Excerpt from a dataset:
════════════════════
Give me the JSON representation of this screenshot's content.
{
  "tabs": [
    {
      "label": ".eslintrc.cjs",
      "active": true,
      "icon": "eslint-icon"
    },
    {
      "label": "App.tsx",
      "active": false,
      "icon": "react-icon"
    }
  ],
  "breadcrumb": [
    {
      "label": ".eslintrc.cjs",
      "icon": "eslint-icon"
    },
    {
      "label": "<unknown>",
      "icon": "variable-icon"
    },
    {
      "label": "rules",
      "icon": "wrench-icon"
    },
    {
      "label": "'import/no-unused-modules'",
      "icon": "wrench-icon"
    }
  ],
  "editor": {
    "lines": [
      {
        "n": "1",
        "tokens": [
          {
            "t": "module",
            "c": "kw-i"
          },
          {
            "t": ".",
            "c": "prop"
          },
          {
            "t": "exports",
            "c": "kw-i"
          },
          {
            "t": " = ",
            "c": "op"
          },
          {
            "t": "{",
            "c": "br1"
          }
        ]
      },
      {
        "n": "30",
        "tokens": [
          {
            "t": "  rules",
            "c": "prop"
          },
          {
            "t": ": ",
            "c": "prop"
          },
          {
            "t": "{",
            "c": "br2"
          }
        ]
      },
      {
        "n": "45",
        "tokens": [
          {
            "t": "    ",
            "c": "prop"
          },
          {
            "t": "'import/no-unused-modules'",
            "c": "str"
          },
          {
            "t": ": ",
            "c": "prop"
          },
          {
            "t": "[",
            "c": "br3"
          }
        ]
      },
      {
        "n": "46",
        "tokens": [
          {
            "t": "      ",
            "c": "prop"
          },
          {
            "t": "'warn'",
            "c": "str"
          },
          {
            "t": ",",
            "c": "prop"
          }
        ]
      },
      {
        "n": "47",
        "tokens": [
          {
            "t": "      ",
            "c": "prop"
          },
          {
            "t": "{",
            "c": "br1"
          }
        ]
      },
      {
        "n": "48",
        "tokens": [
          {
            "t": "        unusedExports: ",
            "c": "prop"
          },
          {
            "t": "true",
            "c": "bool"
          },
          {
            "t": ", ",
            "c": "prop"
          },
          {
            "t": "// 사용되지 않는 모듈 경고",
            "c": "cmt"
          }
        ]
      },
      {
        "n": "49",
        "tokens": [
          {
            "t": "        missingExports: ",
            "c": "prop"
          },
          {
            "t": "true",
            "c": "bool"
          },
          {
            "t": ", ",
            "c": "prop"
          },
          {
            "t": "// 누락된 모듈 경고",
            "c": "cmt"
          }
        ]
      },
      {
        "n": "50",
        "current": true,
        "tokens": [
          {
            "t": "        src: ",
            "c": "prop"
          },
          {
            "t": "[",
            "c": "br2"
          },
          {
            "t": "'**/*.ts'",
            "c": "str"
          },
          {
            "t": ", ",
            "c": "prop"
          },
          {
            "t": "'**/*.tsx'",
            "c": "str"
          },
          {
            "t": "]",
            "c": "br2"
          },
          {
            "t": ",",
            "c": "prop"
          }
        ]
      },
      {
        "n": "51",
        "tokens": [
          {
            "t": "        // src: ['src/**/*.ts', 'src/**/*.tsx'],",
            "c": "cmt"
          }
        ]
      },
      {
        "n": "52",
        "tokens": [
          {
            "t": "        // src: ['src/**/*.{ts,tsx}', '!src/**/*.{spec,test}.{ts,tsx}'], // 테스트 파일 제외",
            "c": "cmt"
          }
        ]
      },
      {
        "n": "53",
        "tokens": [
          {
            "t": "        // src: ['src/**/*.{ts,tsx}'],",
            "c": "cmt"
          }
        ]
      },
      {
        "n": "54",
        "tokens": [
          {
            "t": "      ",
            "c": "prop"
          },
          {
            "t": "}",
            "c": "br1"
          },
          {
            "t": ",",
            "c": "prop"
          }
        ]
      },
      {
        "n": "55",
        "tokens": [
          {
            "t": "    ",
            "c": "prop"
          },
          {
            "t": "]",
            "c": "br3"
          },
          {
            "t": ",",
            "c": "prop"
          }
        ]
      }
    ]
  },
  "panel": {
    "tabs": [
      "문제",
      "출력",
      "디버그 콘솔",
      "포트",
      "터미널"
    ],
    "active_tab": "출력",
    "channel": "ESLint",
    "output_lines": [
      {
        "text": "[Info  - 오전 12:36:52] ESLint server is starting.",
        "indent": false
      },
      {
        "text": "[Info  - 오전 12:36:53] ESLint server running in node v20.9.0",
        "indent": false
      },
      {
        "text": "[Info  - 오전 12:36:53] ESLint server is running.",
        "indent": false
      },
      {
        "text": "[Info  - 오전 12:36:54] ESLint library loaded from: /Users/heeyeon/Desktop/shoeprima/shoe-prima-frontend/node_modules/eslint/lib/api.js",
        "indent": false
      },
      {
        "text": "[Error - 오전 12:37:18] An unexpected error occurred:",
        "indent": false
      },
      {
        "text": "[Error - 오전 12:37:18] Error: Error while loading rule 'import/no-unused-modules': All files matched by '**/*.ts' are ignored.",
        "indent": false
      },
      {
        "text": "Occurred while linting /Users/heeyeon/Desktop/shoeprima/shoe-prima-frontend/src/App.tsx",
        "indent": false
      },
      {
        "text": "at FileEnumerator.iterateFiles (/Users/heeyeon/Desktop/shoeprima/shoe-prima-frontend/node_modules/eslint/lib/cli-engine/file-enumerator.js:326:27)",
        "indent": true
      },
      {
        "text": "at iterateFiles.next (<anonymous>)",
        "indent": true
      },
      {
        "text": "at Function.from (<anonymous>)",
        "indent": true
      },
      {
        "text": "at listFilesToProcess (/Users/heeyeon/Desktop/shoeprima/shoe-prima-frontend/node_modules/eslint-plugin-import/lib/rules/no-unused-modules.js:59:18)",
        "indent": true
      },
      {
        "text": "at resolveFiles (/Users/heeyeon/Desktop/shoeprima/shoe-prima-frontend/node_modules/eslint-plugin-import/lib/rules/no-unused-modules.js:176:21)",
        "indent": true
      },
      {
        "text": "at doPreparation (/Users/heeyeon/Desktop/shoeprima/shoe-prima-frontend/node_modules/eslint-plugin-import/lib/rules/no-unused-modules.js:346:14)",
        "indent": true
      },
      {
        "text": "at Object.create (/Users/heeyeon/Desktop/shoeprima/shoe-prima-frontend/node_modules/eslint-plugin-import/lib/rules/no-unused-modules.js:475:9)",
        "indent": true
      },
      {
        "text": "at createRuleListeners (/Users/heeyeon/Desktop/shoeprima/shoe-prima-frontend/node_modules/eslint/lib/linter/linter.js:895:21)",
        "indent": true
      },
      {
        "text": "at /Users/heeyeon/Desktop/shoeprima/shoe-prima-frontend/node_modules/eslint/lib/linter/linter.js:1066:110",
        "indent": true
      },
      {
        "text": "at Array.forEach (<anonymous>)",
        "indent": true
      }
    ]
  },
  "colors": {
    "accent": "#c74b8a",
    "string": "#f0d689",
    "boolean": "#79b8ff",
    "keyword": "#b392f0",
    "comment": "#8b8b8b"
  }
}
════════════════════
PROBLEM: Reproduce the records word for word.

RESPONSE TO THIS EXERCISE:
Give me the JSON representation of this screenshot's content.
{
  "tabs": [
    {
      "label": ".eslintrc.cjs",
      "active": true,
      "icon": "eslint-icon"
    },
    {
      "label": "App.tsx",
      "active": false,
      "icon": "react-icon"
    }
  ],
  "breadcrumb": [
    {
      "label": ".eslintrc.cjs",
      "icon": "eslint-icon"
    },
    {
      "label": "<unknown>",
      "icon": "variable-icon"
    },
    {
      "label": "rules",
      "icon": "wrench-icon"
    },
    {
      "label": "'import/no-unused-modules'",
      "icon": "wrench-icon"
    }
  ],
  "editor": {
    "lines": [
      {
        "n": "1",
        "tokens": [
          {
            "t": "module",
            "c": "kw-i"
          },
          {
            "t": ".",
            "c": "prop"
          },
          {
            "t": "exports",
            "c": "kw-i"
          },
          {
            "t": " = ",
            "c": "op"
          },
          {
            "t": "{",
            "c": "br1"
          }
        ]
      },
      {
        "n": "30",
        "tokens": [
          {
            "t": "  rules",
            "c": "prop"
          },
          {
            "t": ": ",
            "c": "prop"
          },
          {
            "t": "{",
            "c": "br2"
          }
        ]
      },
      {
        "n": "45",
        "tokens": [
          {
            "t": "    ",
            "c": "prop"
          },
          {
            "t": "'import/no-unused-modules'",
            "c": "str"
          },
          {
            "t": ": ",
            "c": "prop"
          },
          {
            "t": "[",
            "c": "br3"
          }
        ]
      },
      {
        "n": "46",
        "tokens": [
          {
            "t": "      ",
            "c": "prop"
          },
          {
            "t": "'warn'",
            "c": "str"
          },
          {
            "t": ",",
            "c": "prop"
          }
        ]
      },
      {
        "n": "47",
        "tokens": [
          {
            "t": "      ",
            "c": "prop"
          },
          {
            "t": "{",
            "c": "br1"
          }
        ]
      },
      {
        "n": "48",
        "tokens": [
          {
            "t": "        unusedExports: ",
            "c": "prop"
          },
          {
            "t": "true",
            "c": "bool"
          },
          {
            "t": ", ",
            "c": "prop"
          },
          {
            "t": "// 사용되지 않는 모듈 경고",
            "c": "cmt"
          }
        ]
      },
      {
        "n": "49",
        "tokens": [
          {
            "t": "        missingExports: ",
            "c": "prop"
          },
          {
            "t": "true",
            "c": "bool"
          },
          {
            "t": ", ",
            "c": "prop"
          },
          {
            "t": "// 누락된 모듈 경고",
            "c": "cmt"
          }
        ]
      },
      {
        "n": "50",
        "current": true,
        "tokens": [
          {
            "t": "        src: ",
            "c": "prop"
          },
          {
            "t": "[",
            "c": "br2"
          },
          {
            "t": "'**/*.ts'",
            "c": "str"
          },
          {
            "t": ", ",
            "c": "prop"
          },
          {
            "t": "'**/*.tsx'",
            "c": "str"
          },
          {
            "t": "]",
            "c": "br2"
          },
          {
            "t": ",",
            "c": "prop"
          }
        ]
      },
      {
        "n": "51",
        "tokens": [
          {
            "t": "        // src: ['src/**/*.ts', 'src/**/*.tsx'],",
            "c": "cmt"
          }
        ]
      },
      {
        "n": "52",
        "tokens": [
          {
            "t": "        // src: ['src/**/*.{ts,tsx}', '!src/**/*.{spec,test}.{ts,tsx}'], // 테스트 파일 제외",
            "c": "cmt"
          }
        ]
      },
      {
        "n": "53",
        "tokens": [
          {
            "t": "        // src: ['src/**/*.{ts,tsx}'],",
            "c": "cmt"
          }
        ]
      },
      {
        "n": "54",
        "tokens": [
          {
            "t": "      ",
            "c": "prop"
          },
          {
            "t": "}",
            "c": "br1"
          },
          {
            "t": ",",
            "c": "prop"
          }
        ]
      },
      {
        "n": "55",
        "tokens": [
          {
            "t": "    ",
            "c": "prop"
          },
          {
            "t": "]",
            "c": "br3"
          },
          {
            "t": ",",
            "c": "prop"
          }
        ]
      }
    ]
  },
  "panel": {
    "tabs": [
      "문제",
      "출력",
      "디버그 콘솔",
      "포트",
      "터미널"
    ],
    "active_tab": "출력",
    "channel": "ESLint",
    "output_lines": [
      {
        "text": "[Info  - 오전 12:36:52] ESLint server is starting.",
        "indent": false
      },
      {
        "text": "[Info  - 오전 12:36:53] ESLint server running in node v20.9.0",
        "indent": false
      },
      {
        "text": "[Info  - 오전 12:36:53] ESLint server is running.",
        "indent": false
      },
      {
        "text": "[Info  - 오전 12:36:54] ESLint library loaded from: /Users/heeyeon/Desktop/shoeprima/shoe-prima-frontend/node_modules/eslint/lib/api.js",
        "indent": false
      },
      {
        "text": "[Error - 오전 12:37:18] An unexpected error occurred:",
        "indent": false
      },
      {
        "text": "[Error - 오전 12:37:18] Error: Error while loading rule 'import/no-unused-modules': All files matched by '**/*.ts' are ignored.",
        "indent": false
      },
      {
        "text": "Occurred while linting /Users/heeyeon/Desktop/shoeprima/shoe-prima-frontend/src/App.tsx",
        "indent": false
      },
      {
        "text": "at FileEnumerator.iterateFiles (/Users/heeyeon/Desktop/shoeprima/shoe-prima-frontend/node_modules/eslint/lib/cli-engine/file-enumerator.js:326:27)",
        "indent": true
      },
      {
        "text": "at iterateFiles.next (<anonymous>)",
        "indent": true
      },
      {
        "text": "at Function.from (<anonymous>)",
        "indent": true
      },
      {
        "text": "at listFilesToProcess (/Users/heeyeon/Desktop/shoeprima/shoe-prima-frontend/node_modules/eslint-plugin-import/lib/rules/no-unused-modules.js:59:18)",
        "indent": true
      },
      {
        "text": "at resolveFiles (/Users/heeyeon/Desktop/shoeprima/shoe-prima-frontend/node_modules/eslint-plugin-import/lib/rules/no-unused-modules.js:176:21)",
        "indent": true
      },
      {
        "text": "at doPreparation (/Users/heeyeon/Desktop/shoeprima/shoe-prima-frontend/node_modules/eslint-plugin-import/lib/rules/no-unused-modules.js:346:14)",
        "indent": true
      },
      {
        "text": "at Object.create (/Users/heeyeon/Desktop/shoeprima/shoe-prima-frontend/node_modules/eslint-plugin-import/lib/rules/no-unused-modules.js:475:9)",
        "indent": true
      },
      {
        "text": "at createRuleListeners (/Users/heeyeon/Desktop/shoeprima/shoe-prima-frontend/node_modules/eslint/lib/linter/linter.js:895:21)",
        "indent": true
      },
      {
        "text": "at /Users/heeyeon/Desktop/shoeprima/shoe-prima-frontend/node_modules/eslint/lib/linter/linter.js:1066:110",
        "indent": true
      },
      {
        "text": "at Array.forEach (<anonymous>)",
        "indent": true
      }
    ]
  },
  "colors": {
    "accent": "#c74b8a",
    "string": "#f0d689",
    "boolean": "#79b8ff",
    "keyword": "#b392f0",
    "comment": "#8b8b8b"
  }
}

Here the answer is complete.